'''

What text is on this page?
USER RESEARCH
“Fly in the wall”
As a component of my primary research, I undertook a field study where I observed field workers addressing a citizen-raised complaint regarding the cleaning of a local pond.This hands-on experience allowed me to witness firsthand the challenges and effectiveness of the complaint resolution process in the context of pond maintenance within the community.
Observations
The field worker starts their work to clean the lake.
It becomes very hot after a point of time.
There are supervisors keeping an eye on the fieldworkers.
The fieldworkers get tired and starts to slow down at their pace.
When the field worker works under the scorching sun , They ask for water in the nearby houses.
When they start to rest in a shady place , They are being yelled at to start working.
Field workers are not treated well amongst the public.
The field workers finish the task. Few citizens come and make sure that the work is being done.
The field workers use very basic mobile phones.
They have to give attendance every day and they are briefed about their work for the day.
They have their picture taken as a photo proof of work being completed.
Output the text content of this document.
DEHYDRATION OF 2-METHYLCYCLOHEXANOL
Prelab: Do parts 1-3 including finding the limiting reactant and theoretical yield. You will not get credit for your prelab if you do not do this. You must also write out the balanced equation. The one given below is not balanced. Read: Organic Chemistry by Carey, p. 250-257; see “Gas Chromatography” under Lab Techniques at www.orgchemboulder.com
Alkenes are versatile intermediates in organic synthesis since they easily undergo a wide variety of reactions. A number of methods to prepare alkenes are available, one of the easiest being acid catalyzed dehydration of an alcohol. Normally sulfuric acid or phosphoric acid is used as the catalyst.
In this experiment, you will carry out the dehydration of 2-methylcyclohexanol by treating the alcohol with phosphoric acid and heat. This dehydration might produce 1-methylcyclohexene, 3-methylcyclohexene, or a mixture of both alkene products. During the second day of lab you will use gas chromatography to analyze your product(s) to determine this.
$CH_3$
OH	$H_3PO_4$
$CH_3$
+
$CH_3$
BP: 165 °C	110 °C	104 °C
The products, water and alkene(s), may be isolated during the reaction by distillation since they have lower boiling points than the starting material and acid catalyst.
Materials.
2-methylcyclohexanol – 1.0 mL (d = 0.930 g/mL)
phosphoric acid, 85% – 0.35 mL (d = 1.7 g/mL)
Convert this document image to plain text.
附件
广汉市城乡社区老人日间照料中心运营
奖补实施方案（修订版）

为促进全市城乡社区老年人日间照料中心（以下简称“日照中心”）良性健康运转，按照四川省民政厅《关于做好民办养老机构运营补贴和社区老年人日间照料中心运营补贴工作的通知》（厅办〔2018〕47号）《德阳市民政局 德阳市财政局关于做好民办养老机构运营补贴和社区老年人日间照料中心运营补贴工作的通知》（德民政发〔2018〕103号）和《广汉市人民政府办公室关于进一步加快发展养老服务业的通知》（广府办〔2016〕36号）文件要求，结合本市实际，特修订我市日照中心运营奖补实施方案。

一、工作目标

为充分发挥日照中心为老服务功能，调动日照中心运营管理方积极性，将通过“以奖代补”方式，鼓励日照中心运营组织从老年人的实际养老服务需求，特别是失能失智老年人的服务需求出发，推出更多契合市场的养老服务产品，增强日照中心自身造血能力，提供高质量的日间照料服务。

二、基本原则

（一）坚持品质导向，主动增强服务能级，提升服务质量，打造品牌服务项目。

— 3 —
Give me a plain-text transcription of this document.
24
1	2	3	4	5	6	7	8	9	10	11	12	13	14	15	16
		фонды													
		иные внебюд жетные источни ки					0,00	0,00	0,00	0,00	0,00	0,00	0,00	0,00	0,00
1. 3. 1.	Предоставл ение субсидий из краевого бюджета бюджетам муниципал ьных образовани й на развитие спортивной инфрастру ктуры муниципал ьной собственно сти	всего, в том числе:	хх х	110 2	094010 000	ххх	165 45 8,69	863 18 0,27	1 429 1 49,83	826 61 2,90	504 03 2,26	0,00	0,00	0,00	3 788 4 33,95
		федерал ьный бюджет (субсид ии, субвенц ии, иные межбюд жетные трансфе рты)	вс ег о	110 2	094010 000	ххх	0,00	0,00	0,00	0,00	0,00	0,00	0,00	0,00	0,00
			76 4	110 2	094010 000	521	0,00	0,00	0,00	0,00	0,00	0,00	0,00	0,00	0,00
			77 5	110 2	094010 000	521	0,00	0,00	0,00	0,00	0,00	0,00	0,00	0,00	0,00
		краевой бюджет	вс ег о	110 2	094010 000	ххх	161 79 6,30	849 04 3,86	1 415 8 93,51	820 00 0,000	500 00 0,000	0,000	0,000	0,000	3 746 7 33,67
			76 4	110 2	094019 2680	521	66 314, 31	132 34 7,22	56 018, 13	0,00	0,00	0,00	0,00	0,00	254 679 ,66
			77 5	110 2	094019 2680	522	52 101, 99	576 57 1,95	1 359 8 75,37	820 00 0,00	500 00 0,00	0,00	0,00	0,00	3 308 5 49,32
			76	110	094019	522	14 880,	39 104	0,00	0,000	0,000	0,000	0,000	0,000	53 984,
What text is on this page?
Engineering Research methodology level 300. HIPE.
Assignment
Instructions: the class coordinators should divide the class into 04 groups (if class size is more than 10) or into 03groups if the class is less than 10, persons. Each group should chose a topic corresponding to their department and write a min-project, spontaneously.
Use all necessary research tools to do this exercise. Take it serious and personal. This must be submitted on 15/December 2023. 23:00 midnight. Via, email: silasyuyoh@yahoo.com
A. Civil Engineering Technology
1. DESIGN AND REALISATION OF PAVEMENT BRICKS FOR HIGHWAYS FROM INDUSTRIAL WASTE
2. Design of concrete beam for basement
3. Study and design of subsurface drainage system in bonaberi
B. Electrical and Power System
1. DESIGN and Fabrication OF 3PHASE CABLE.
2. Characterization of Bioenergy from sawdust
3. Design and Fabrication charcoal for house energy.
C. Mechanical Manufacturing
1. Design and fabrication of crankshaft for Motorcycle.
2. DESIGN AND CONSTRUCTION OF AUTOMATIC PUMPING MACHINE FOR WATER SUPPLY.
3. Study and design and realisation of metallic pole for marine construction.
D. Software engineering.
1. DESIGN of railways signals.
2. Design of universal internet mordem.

'''

### Stated problem
Output the data above exactly, please, line for line.

### Worked solution
What text is on this page?
USER RESEARCH
“Fly in the wall”
As a component of my primary research, I undertook a field study where I observed field workers addressing a citizen-raised complaint regarding the cleaning of a local pond.This hands-on experience allowed me to witness firsthand the challenges and effectiveness of the complaint resolution process in the context of pond maintenance within the community.
Observations
The field worker starts their work to clean the lake.
It becomes very hot after a point of time.
There are supervisors keeping an eye on the fieldworkers.
The fieldworkers get tired and starts to slow down at their pace.
When the field worker works under the scorching sun , They ask for water in the nearby houses.
When they start to rest in a shady place , They are being yelled at to start working.
Field workers are not treated well amongst the public.
The field workers finish the task. Few citizens come and make sure that the work is being done.
The field workers use very basic mobile phones.
They have to give attendance every day and they are briefed about their work for the day.
They have their picture taken as a photo proof of work being completed.
Output the text content of this document.
DEHYDRATION OF 2-METHYLCYCLOHEXANOL
Prelab: Do parts 1-3 including finding the limiting reactant and theoretical yield. You will not get credit for your prelab if you do not do this. You must also write out the balanced equation. The one given below is not balanced. Read: Organic Chemistry by Carey, p. 250-257; see “Gas Chromatography” under Lab Techniques at www.orgchemboulder.com
Alkenes are versatile intermediates in organic synthesis since they easily undergo a wide variety of reactions. A number of methods to prepare alkenes are available, one of the easiest being acid catalyzed dehydration of an alcohol. Normally sulfuric acid or phosphoric acid is used as the catalyst.
In this experiment, you will carry out the dehydration of 2-methylcyclohexanol by treating the alcohol with phosphoric acid and heat. This dehydration might produce 1-methylcyclohexene, 3-methylcyclohexene, or a mixture of both alkene products. During the second day of lab you will use gas chromatography to analyze your product(s) to determine this.
$CH_3$
OH	$H_3PO_4$
$CH_3$
+
$CH_3$
BP: 165 °C	110 °C	104 °C
The products, water and alkene(s), may be isolated during the reaction by distillation since they have lower boiling points than the starting material and acid catalyst.
Materials.
2-methylcyclohexanol – 1.0 mL (d = 0.930 g/mL)
phosphoric acid, 85% – 0.35 mL (d = 1.7 g/mL)
Convert this document image to plain text.
附件
广汉市城乡社区老人日间照料中心运营
奖补实施方案（修订版）

为促进全市城乡社区老年人日间照料中心（以下简称“日照中心”）良性健康运转，按照四川省民政厅《关于做好民办养老机构运营补贴和社区老年人日间照料中心运营补贴工作的通知》（厅办〔2018〕47号）《德阳市民政局 德阳市财政局关于做好民办养老机构运营补贴和社区老年人日间照料中心运营补贴工作的通知》（德民政发〔2018〕103号）和《广汉市人民政府办公室关于进一步加快发展养老服务业的通知》（广府办〔2016〕36号）文件要求，结合本市实际，特修订我市日照中心运营奖补实施方案。

一、工作目标

为充分发挥日照中心为老服务功能，调动日照中心运营管理方积极性，将通过“以奖代补”方式，鼓励日照中心运营组织从老年人的实际养老服务需求，特别是失能失智老年人的服务需求出发，推出更多契合市场的养老服务产品，增强日照中心自身造血能力，提供高质量的日间照料服务。

二、基本原则

（一）坚持品质导向，主动增强服务能级，提升服务质量，打造品牌服务项目。

— 3 —
Give me a plain-text transcription of this document.
24
1	2	3	4	5	6	7	8	9	10	11	12	13	14	15	16
		фонды													
		иные внебюд жетные источни ки					0,00	0,00	0,00	0,00	0,00	0,00	0,00	0,00	0,00
1. 3. 1.	Предоставл ение субсидий из краевого бюджета бюджетам муниципал ьных образовани й на развитие спортивной инфрастру ктуры муниципал ьной собственно сти	всего, в том числе:	хх х	110 2	094010 000	ххх	165 45 8,69	863 18 0,27	1 429 1 49,83	826 61 2,90	504 03 2,26	0,00	0,00	0,00	3 788 4 33,95
		федерал ьный бюджет (субсид ии, субвенц ии, иные межбюд жетные трансфе рты)	вс ег о	110 2	094010 000	ххх	0,00	0,00	0,00	0,00	0,00	0,00	0,00	0,00	0,00
			76 4	110 2	094010 000	521	0,00	0,00	0,00	0,00	0,00	0,00	0,00	0,00	0,00
			77 5	110 2	094010 000	521	0,00	0,00	0,00	0,00	0,00	0,00	0,00	0,00	0,00
		краевой бюджет	вс ег о	110 2	094010 000	ххх	161 79 6,30	849 04 3,86	1 415 8 93,51	820 00 0,000	500 00 0,000	0,000	0,000	0,000	3 746 7 33,67
			76 4	110 2	094019 2680	521	66 314, 31	132 34 7,22	56 018, 13	0,00	0,00	0,00	0,00	0,00	254 679 ,66
			77 5	110 2	094019 2680	522	52 101, 99	576 57 1,95	1 359 8 75,37	820 00 0,00	500 00 0,00	0,00	0,00	0,00	3 308 5 49,32
			76	110	094019	522	14 880,	39 104	0,00	0,000	0,000	0,000	0,000	0,000	53 984,
What text is on this page?
Engineering Research methodology level 300. HIPE.
Assignment
Instructions: the class coordinators should divide the class into 04 groups (if class size is more than 10) or into 03groups if the class is less than 10, persons. Each group should chose a topic corresponding to their department and write a min-project, spontaneously.
Use all necessary research tools to do this exercise. Take it serious and personal. This must be submitted on 15/December 2023. 23:00 midnight. Via, email: silasyuyoh@yahoo.com
A. Civil Engineering Technology
1. DESIGN AND REALISATION OF PAVEMENT BRICKS FOR HIGHWAYS FROM INDUSTRIAL WASTE
2. Design of concrete beam for basement
3. Study and design of subsurface drainage system in bonaberi
B. Electrical and Power System
1. DESIGN and Fabrication OF 3PHASE CABLE.
2. Characterization of Bioenergy from sawdust
3. Design and Fabrication charcoal for house energy.
C. Mechanical Manufacturing
1. Design and fabrication of crankshaft for Motorcycle.
2. DESIGN AND CONSTRUCTION OF AUTOMATIC PUMPING MACHINE FOR WATER SUPPLY.
3. Study and design and realisation of metallic pole for marine construction.
D. Software engineering.
1. DESIGN of railways signals.
2. Design of universal internet mordem.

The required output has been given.